Directive -
List every line of the listing below that contains the word "United", copying each line in full. Only exact matches count, so capitalization must be the same.

Available records -
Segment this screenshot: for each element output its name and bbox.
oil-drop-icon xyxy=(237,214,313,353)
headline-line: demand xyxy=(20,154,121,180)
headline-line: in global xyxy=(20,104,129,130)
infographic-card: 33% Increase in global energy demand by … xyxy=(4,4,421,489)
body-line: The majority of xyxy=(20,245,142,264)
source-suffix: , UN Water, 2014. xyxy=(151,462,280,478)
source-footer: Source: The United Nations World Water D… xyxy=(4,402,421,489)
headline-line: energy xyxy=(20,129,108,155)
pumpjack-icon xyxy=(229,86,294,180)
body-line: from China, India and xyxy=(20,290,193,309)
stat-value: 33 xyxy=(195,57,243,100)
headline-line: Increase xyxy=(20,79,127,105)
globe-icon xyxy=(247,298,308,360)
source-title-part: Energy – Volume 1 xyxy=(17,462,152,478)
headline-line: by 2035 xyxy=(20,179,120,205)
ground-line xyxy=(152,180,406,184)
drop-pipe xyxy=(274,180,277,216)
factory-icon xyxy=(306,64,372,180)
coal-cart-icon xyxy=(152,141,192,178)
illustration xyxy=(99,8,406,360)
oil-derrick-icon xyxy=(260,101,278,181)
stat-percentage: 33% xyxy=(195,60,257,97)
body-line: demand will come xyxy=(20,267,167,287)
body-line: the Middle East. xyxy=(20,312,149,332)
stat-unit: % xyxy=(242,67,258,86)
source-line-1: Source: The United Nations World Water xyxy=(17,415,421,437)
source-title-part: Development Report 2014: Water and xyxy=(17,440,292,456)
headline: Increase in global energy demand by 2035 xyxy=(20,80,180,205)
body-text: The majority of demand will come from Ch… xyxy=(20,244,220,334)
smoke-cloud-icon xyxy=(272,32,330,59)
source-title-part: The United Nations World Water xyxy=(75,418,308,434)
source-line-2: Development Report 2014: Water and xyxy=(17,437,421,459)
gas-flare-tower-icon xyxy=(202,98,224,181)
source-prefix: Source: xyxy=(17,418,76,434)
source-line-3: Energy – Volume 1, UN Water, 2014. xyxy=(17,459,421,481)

Answer to this problem -
source-footer: Source: The United Nations World Water D… xyxy=(4,402,421,489)
source-line-1: Source: The United Nations World Water xyxy=(17,415,421,437)
source-title-part: The United Nations World Water xyxy=(75,418,308,434)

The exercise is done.